Filter the records below for the word "Profit". Copy each line that holds it.

§

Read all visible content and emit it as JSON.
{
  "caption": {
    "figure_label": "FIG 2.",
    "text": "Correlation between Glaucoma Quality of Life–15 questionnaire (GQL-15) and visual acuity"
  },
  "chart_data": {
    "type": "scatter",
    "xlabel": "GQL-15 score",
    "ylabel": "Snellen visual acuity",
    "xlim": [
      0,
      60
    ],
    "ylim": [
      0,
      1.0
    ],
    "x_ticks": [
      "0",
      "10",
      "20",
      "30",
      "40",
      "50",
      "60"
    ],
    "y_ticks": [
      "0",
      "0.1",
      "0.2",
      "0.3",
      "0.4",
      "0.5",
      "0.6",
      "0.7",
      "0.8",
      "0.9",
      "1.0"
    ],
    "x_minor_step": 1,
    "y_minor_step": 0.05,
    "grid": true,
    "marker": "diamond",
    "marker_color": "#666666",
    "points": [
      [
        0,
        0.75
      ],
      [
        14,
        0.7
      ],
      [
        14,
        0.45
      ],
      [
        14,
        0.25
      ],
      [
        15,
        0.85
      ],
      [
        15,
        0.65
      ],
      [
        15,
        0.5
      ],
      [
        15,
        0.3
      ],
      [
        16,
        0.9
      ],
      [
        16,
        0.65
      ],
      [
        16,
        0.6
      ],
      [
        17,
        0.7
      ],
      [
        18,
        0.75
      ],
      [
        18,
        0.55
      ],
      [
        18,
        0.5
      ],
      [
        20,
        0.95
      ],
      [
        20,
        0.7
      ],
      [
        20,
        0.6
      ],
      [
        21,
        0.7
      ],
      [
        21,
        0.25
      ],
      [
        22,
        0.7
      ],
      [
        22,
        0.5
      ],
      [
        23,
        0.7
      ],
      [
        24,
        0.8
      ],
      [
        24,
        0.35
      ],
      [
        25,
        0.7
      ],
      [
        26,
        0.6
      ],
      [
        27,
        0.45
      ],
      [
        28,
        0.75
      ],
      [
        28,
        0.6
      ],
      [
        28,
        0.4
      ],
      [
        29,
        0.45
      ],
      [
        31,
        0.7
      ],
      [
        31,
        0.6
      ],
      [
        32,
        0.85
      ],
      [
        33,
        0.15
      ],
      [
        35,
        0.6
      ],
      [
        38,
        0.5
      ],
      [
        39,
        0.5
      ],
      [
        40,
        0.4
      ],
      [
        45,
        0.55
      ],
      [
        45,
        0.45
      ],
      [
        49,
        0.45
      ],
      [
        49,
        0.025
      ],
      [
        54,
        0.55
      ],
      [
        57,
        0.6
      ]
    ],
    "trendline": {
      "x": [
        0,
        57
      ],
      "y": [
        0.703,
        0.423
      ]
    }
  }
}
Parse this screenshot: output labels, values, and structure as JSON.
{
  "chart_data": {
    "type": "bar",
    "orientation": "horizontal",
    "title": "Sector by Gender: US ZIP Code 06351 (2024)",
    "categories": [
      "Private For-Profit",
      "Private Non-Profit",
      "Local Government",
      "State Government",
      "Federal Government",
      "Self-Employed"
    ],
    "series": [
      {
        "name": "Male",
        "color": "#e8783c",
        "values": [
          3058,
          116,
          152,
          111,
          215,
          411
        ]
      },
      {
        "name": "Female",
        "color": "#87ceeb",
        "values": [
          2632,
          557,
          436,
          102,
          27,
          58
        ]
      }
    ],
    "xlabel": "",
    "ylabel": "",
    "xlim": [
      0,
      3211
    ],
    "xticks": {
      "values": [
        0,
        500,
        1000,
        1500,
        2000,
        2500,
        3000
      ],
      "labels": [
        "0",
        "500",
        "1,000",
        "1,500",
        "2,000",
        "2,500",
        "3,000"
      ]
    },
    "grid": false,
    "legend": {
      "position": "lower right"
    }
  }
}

§

§ EXERCISE RESPONSE:
      "Private For-Profit",
      "Private Non-Profit",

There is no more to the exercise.